# Exercise aim:
Locate the lines of the listing below that hold "from", then copy each of them.

[begin Source material]

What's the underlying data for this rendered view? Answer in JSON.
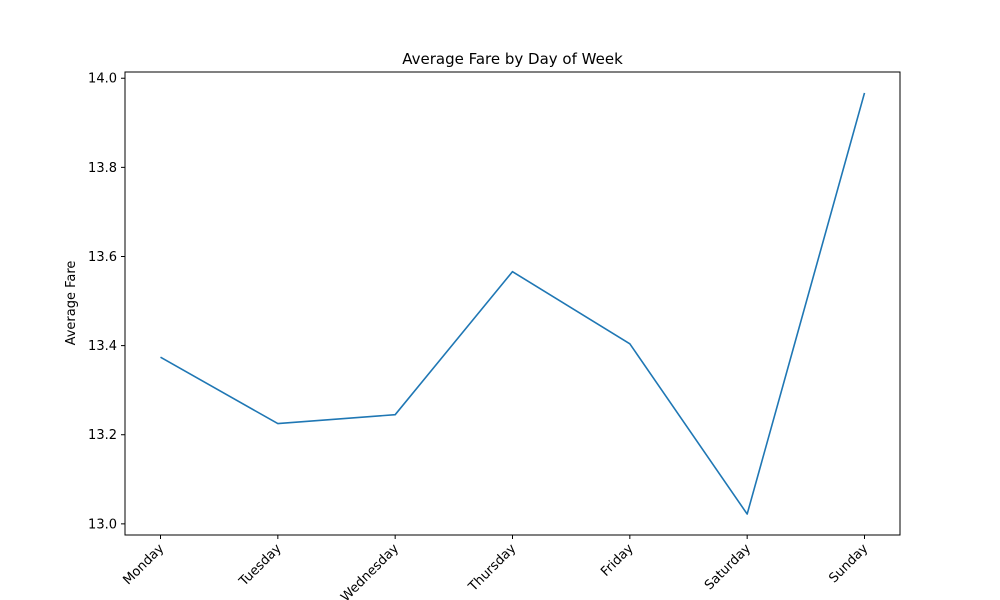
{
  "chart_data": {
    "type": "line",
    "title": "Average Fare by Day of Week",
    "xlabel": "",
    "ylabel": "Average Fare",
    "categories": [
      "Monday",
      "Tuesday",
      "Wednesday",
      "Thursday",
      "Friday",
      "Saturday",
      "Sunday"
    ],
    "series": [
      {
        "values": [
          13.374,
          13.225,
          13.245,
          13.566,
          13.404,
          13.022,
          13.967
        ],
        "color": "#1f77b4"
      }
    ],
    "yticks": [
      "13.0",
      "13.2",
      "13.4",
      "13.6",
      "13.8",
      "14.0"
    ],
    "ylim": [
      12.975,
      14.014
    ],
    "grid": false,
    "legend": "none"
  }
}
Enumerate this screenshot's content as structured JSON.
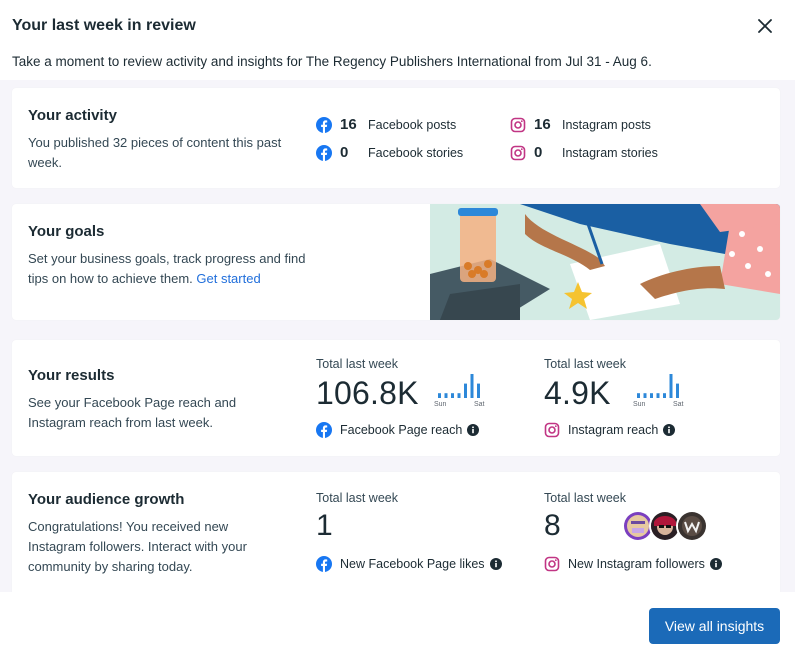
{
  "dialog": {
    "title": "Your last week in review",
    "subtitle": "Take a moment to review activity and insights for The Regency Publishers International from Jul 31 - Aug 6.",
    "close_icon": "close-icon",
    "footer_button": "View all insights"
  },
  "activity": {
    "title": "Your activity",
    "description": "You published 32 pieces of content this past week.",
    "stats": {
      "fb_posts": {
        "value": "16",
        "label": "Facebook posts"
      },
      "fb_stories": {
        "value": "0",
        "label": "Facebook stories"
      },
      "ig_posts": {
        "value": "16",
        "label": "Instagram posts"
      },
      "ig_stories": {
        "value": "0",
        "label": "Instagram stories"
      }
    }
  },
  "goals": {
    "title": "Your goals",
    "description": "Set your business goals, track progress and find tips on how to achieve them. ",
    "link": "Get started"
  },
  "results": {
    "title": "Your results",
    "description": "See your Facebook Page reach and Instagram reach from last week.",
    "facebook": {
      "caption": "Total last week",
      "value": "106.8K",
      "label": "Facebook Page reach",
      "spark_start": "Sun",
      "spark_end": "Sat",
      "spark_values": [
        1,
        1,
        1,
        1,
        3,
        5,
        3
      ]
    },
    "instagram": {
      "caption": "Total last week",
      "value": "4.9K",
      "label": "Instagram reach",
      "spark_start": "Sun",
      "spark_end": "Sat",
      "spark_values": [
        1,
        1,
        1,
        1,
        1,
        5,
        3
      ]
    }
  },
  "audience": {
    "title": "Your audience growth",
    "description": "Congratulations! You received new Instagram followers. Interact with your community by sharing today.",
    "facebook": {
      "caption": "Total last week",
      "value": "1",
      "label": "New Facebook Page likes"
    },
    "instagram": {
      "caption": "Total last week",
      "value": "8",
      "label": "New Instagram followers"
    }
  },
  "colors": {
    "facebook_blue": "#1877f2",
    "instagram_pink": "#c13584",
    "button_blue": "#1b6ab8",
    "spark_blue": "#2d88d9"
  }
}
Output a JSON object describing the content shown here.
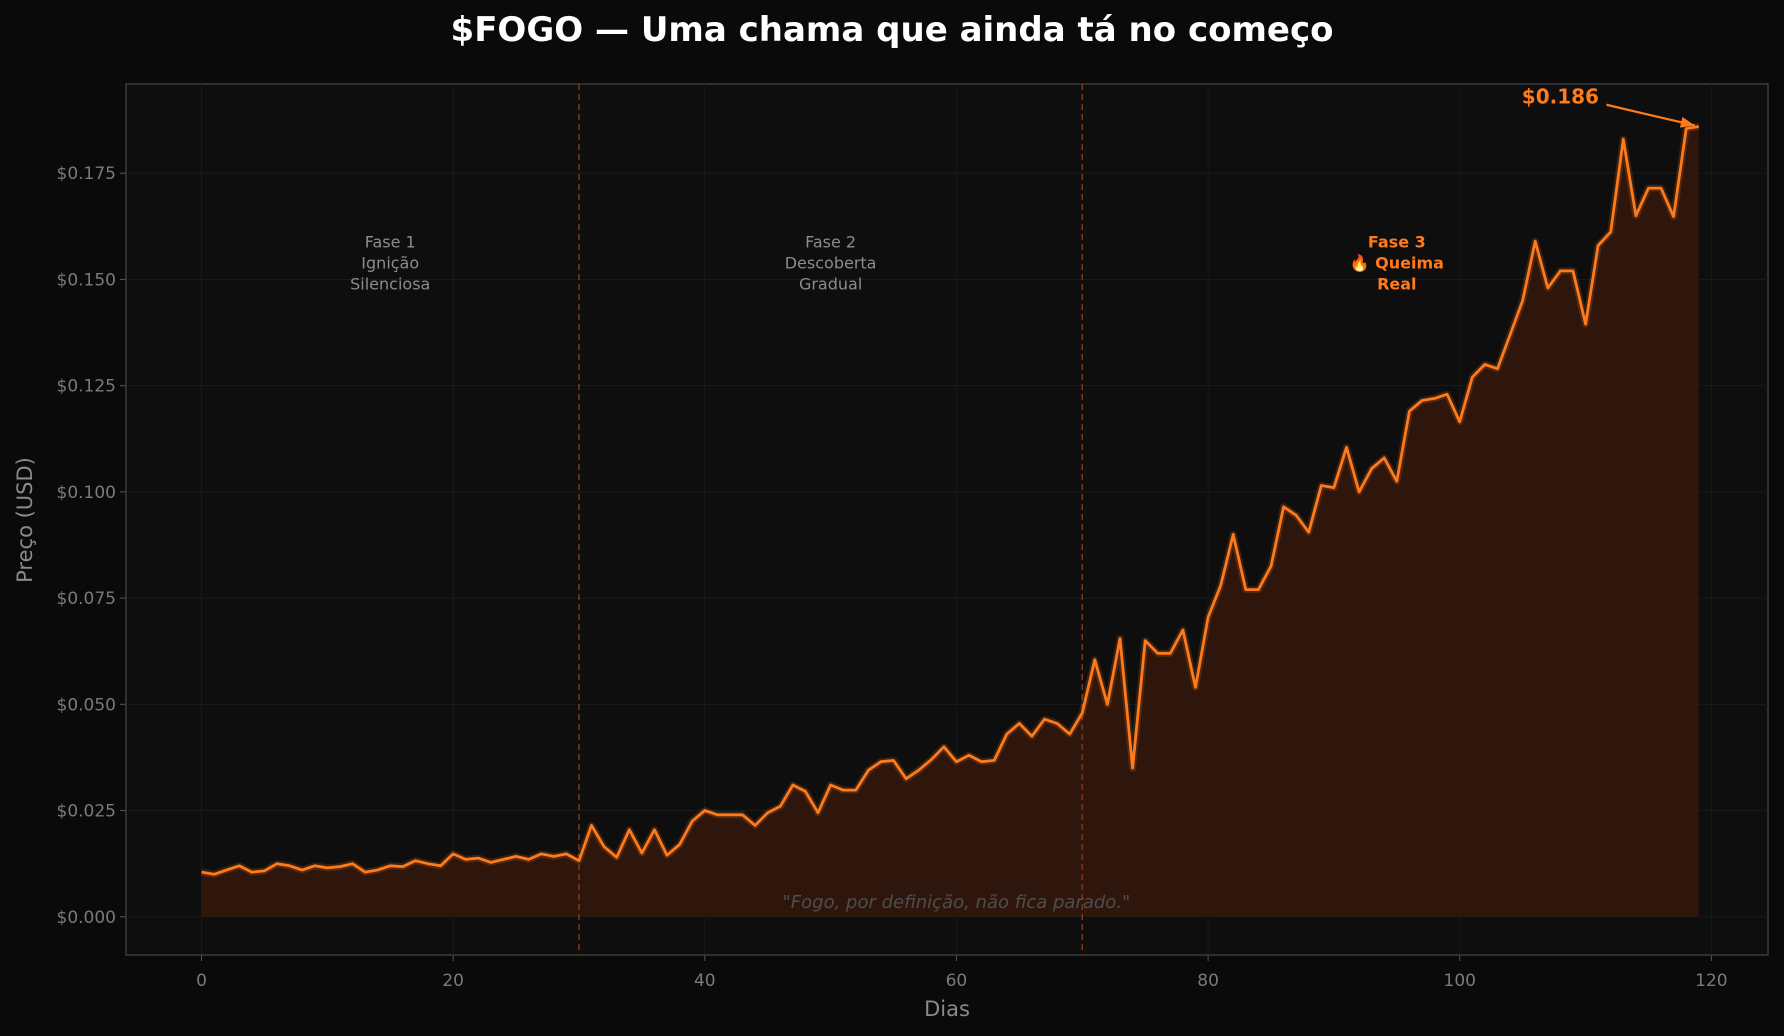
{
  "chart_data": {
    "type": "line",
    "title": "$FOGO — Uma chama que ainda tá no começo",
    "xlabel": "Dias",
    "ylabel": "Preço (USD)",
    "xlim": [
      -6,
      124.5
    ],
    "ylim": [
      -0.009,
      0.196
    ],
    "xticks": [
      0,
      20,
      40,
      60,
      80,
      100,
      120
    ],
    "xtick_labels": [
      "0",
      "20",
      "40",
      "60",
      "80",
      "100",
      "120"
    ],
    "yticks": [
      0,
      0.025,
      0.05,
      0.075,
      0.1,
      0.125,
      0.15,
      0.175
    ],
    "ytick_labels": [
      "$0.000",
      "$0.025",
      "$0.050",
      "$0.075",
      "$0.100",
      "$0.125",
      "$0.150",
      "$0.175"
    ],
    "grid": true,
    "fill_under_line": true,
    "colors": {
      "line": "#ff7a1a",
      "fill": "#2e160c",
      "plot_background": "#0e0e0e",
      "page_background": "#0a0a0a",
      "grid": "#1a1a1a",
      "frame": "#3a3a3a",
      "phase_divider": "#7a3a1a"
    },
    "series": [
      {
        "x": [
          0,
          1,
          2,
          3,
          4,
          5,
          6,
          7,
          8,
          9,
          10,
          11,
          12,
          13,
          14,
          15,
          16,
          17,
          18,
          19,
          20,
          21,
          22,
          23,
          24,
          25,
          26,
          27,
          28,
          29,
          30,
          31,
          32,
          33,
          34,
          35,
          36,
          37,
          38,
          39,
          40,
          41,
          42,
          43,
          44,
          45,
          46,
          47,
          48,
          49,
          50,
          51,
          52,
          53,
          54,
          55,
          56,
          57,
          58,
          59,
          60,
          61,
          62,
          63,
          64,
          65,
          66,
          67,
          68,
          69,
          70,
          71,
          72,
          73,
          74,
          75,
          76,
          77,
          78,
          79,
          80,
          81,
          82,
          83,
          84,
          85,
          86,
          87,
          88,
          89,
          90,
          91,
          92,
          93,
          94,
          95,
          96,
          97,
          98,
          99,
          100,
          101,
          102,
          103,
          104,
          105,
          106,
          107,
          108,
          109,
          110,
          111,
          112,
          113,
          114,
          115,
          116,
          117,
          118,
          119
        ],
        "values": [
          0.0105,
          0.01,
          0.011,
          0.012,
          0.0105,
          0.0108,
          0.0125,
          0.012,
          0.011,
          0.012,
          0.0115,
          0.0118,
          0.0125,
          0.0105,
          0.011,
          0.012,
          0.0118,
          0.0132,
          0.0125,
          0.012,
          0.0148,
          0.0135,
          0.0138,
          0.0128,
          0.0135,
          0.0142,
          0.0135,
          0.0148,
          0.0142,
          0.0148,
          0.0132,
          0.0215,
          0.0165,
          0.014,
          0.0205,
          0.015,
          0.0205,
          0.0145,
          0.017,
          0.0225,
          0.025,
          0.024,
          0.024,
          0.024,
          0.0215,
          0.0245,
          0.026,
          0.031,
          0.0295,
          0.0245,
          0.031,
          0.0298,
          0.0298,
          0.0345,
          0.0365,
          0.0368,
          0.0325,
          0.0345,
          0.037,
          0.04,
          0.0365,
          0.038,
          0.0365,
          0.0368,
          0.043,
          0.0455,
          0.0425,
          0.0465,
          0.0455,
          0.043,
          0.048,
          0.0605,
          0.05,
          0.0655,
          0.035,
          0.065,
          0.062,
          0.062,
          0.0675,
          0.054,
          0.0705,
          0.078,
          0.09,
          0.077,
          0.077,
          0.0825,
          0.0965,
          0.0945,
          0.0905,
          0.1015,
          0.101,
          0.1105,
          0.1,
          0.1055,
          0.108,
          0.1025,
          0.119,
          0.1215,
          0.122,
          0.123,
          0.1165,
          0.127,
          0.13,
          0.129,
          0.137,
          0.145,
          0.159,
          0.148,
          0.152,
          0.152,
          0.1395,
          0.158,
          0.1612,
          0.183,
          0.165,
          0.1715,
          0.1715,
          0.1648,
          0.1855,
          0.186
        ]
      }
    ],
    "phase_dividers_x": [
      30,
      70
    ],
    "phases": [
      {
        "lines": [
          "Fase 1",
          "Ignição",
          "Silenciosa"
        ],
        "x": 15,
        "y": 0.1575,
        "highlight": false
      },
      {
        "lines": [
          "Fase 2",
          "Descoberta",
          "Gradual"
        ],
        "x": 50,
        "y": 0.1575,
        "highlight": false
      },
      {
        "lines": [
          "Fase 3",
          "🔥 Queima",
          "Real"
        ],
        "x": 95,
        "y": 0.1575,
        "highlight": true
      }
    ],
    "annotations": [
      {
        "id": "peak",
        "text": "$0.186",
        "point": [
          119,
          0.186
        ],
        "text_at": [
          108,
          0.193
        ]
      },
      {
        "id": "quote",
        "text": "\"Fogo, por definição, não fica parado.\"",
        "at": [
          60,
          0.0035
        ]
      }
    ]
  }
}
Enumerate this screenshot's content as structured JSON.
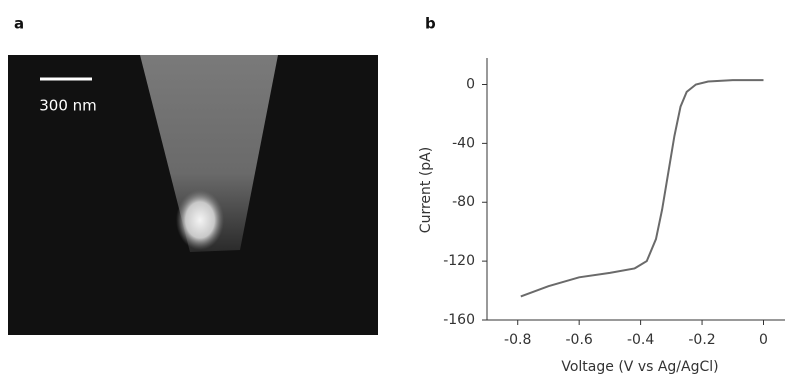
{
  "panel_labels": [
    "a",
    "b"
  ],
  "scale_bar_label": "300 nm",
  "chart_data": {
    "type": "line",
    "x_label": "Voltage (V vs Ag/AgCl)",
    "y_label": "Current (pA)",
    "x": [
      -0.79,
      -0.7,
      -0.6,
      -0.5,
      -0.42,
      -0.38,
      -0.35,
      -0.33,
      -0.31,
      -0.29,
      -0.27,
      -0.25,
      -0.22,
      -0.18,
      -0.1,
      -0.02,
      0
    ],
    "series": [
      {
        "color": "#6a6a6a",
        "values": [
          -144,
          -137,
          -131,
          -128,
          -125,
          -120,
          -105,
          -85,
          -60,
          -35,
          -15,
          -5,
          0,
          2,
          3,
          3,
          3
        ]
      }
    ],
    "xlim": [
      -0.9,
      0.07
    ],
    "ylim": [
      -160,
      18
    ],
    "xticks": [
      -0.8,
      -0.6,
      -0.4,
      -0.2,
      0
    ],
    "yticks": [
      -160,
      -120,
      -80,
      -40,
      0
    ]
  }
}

[end Source material]

# Result for this task:
    "subtitle": "Take a moment to review activity and insights for The Regency Publishers International from Jul 31 - Aug 6.",
    "description": "See your Facebook Page reach and Instagram reach from last week.",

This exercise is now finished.